(The request)
Below is a listing; write it out exactly and drop any images from it.

Dataset items
________
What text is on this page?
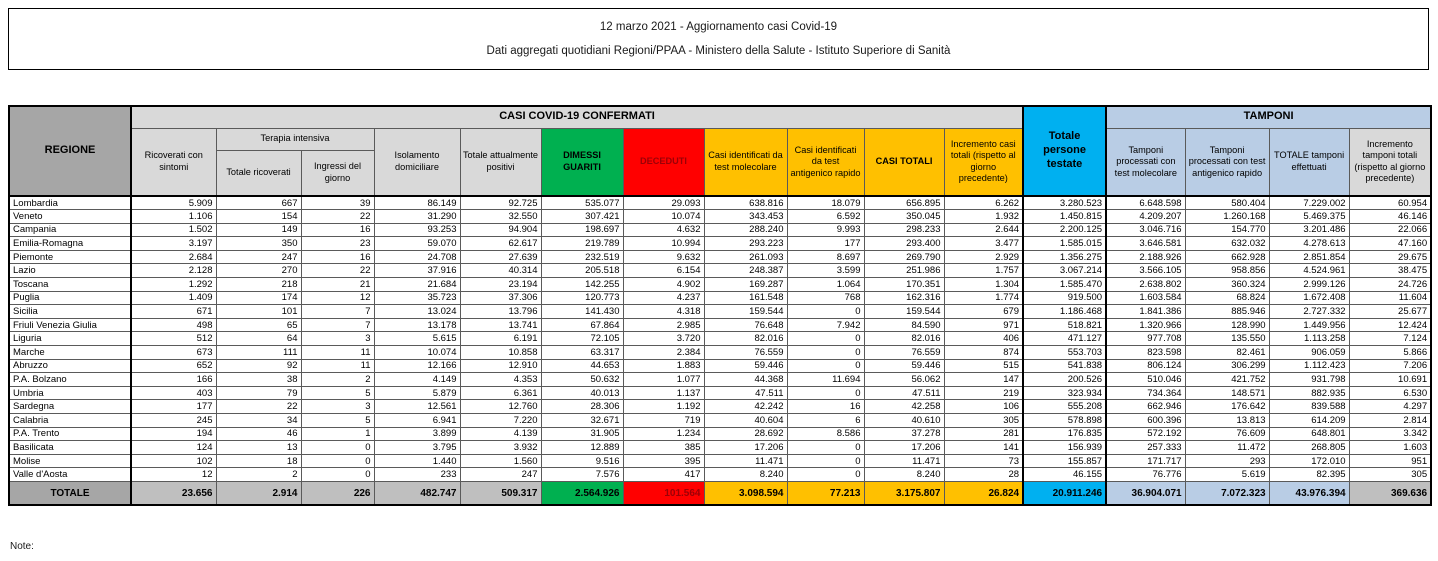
12 marzo 2021 - Aggiornamento casi Covid-19
Dati aggregati quotidiani Regioni/PPAA - Ministero della Salute - Istituto Superiore di Sanità
REGIONE	CASI COVID-19 CONFERMATI											Totale persone testate	TAMPONI			
	Ricoverati con sintomi	Terapia intensiva		Isolamento domiciliare	Totale attualmente positivi	DIMESSI GUARITI	DECEDUTI	Casi identificati da test molecolare	Casi identificati da test antigenico rapido	CASI TOTALI	Incremento casi totali (rispetto al giorno precedente)		Tamponi processati con test molecolare	Tamponi processati con test antigenico rapido	TOTALE tamponi effettuati	Incremento tamponi totali (rispetto al giorno precedente)
		Totale ricoverati	Ingressi del giorno													
Lombardia	5.909	667	39	86.149	92.725	535.077	29.093	638.816	18.079	656.895	6.262	3.280.523	6.648.598	580.404	7.229.002	60.954
Veneto	1.106	154	22	31.290	32.550	307.421	10.074	343.453	6.592	350.045	1.932	1.450.815	4.209.207	1.260.168	5.469.375	46.146
Campania	1.502	149	16	93.253	94.904	198.697	4.632	288.240	9.993	298.233	2.644	2.200.125	3.046.716	154.770	3.201.486	22.066
Emilia-Romagna	3.197	350	23	59.070	62.617	219.789	10.994	293.223	177	293.400	3.477	1.585.015	3.646.581	632.032	4.278.613	47.160
Piemonte	2.684	247	16	24.708	27.639	232.519	9.632	261.093	8.697	269.790	2.929	1.356.275	2.188.926	662.928	2.851.854	29.675
Lazio	2.128	270	22	37.916	40.314	205.518	6.154	248.387	3.599	251.986	1.757	3.067.214	3.566.105	958.856	4.524.961	38.475
Toscana	1.292	218	21	21.684	23.194	142.255	4.902	169.287	1.064	170.351	1.304	1.585.470	2.638.802	360.324	2.999.126	24.726
Puglia	1.409	174	12	35.723	37.306	120.773	4.237	161.548	768	162.316	1.774	919.500	1.603.584	68.824	1.672.408	11.604
Sicilia	671	101	7	13.024	13.796	141.430	4.318	159.544	0	159.544	679	1.186.468	1.841.386	885.946	2.727.332	25.677
Friuli Venezia Giulia	498	65	7	13.178	13.741	67.864	2.985	76.648	7.942	84.590	971	518.821	1.320.966	128.990	1.449.956	12.424
Liguria	512	64	3	5.615	6.191	72.105	3.720	82.016	0	82.016	406	471.127	977.708	135.550	1.113.258	7.124
Marche	673	111	11	10.074	10.858	63.317	2.384	76.559	0	76.559	874	553.703	823.598	82.461	906.059	5.866
Abruzzo	652	92	11	12.166	12.910	44.653	1.883	59.446	0	59.446	515	541.838	806.124	306.299	1.112.423	7.206
P.A. Bolzano	166	38	2	4.149	4.353	50.632	1.077	44.368	11.694	56.062	147	200.526	510.046	421.752	931.798	10.691
Umbria	403	79	5	5.879	6.361	40.013	1.137	47.511	0	47.511	219	323.934	734.364	148.571	882.935	6.530
Sardegna	177	22	3	12.561	12.760	28.306	1.192	42.242	16	42.258	106	555.208	662.946	176.642	839.588	4.297
Calabria	245	34	5	6.941	7.220	32.671	719	40.604	6	40.610	305	578.898	600.396	13.813	614.209	2.814
P.A. Trento	194	46	1	3.899	4.139	31.905	1.234	28.692	8.586	37.278	281	176.835	572.192	76.609	648.801	3.342
Basilicata	124	13	0	3.795	3.932	12.889	385	17.206	0	17.206	141	156.939	257.333	11.472	268.805	1.603
Molise	102	18	0	1.440	1.560	9.516	395	11.471	0	11.471	73	155.857	171.717	293	172.010	951
Valle d'Aosta	12	2	0	233	247	7.576	417	8.240	0	8.240	28	46.155	76.776	5.619	82.395	305
TOTALE	23.656	2.914	226	482.747	509.317	2.564.926	101.564	3.098.594	77.213	3.175.807	26.824	20.911.246	36.904.071	7.072.323	43.976.394	369.636
Note:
________
(Final answer)
What text is on this page?
12 marzo 2021 - Aggiornamento casi Covid-19
Dati aggregati quotidiani Regioni/PPAA - Ministero della Salute - Istituto Superiore di Sanità
REGIONE	CASI COVID-19 CONFERMATI											Totale persone testate	TAMPONI			
	Ricoverati con sintomi	Terapia intensiva		Isolamento domiciliare	Totale attualmente positivi	DIMESSI GUARITI	DECEDUTI	Casi identificati da test molecolare	Casi identificati da test antigenico rapido	CASI TOTALI	Incremento casi totali (rispetto al giorno precedente)		Tamponi processati con test molecolare	Tamponi processati con test antigenico rapido	TOTALE tamponi effettuati	Incremento tamponi totali (rispetto al giorno precedente)
		Totale ricoverati	Ingressi del giorno													
Lombardia	5.909	667	39	86.149	92.725	535.077	29.093	638.816	18.079	656.895	6.262	3.280.523	6.648.598	580.404	7.229.002	60.954
Veneto	1.106	154	22	31.290	32.550	307.421	10.074	343.453	6.592	350.045	1.932	1.450.815	4.209.207	1.260.168	5.469.375	46.146
Campania	1.502	149	16	93.253	94.904	198.697	4.632	288.240	9.993	298.233	2.644	2.200.125	3.046.716	154.770	3.201.486	22.066
Emilia-Romagna	3.197	350	23	59.070	62.617	219.789	10.994	293.223	177	293.400	3.477	1.585.015	3.646.581	632.032	4.278.613	47.160
Piemonte	2.684	247	16	24.708	27.639	232.519	9.632	261.093	8.697	269.790	2.929	1.356.275	2.188.926	662.928	2.851.854	29.675
Lazio	2.128	270	22	37.916	40.314	205.518	6.154	248.387	3.599	251.986	1.757	3.067.214	3.566.105	958.856	4.524.961	38.475
Toscana	1.292	218	21	21.684	23.194	142.255	4.902	169.287	1.064	170.351	1.304	1.585.470	2.638.802	360.324	2.999.126	24.726
Puglia	1.409	174	12	35.723	37.306	120.773	4.237	161.548	768	162.316	1.774	919.500	1.603.584	68.824	1.672.408	11.604
Sicilia	671	101	7	13.024	13.796	141.430	4.318	159.544	0	159.544	679	1.186.468	1.841.386	885.946	2.727.332	25.677
Friuli Venezia Giulia	498	65	7	13.178	13.741	67.864	2.985	76.648	7.942	84.590	971	518.821	1.320.966	128.990	1.449.956	12.424
Liguria	512	64	3	5.615	6.191	72.105	3.720	82.016	0	82.016	406	471.127	977.708	135.550	1.113.258	7.124
Marche	673	111	11	10.074	10.858	63.317	2.384	76.559	0	76.559	874	553.703	823.598	82.461	906.059	5.866
Abruzzo	652	92	11	12.166	12.910	44.653	1.883	59.446	0	59.446	515	541.838	806.124	306.299	1.112.423	7.206
P.A. Bolzano	166	38	2	4.149	4.353	50.632	1.077	44.368	11.694	56.062	147	200.526	510.046	421.752	931.798	10.691
Umbria	403	79	5	5.879	6.361	40.013	1.137	47.511	0	47.511	219	323.934	734.364	148.571	882.935	6.530
Sardegna	177	22	3	12.561	12.760	28.306	1.192	42.242	16	42.258	106	555.208	662.946	176.642	839.588	4.297
Calabria	245	34	5	6.941	7.220	32.671	719	40.604	6	40.610	305	578.898	600.396	13.813	614.209	2.814
P.A. Trento	194	46	1	3.899	4.139	31.905	1.234	28.692	8.586	37.278	281	176.835	572.192	76.609	648.801	3.342
Basilicata	124	13	0	3.795	3.932	12.889	385	17.206	0	17.206	141	156.939	257.333	11.472	268.805	1.603
Molise	102	18	0	1.440	1.560	9.516	395	11.471	0	11.471	73	155.857	171.717	293	172.010	951
Valle d'Aosta	12	2	0	233	247	7.576	417	8.240	0	8.240	28	46.155	76.776	5.619	82.395	305
TOTALE	23.656	2.914	226	482.747	509.317	2.564.926	101.564	3.098.594	77.213	3.175.807	26.824	20.911.246	36.904.071	7.072.323	43.976.394	369.636
Note:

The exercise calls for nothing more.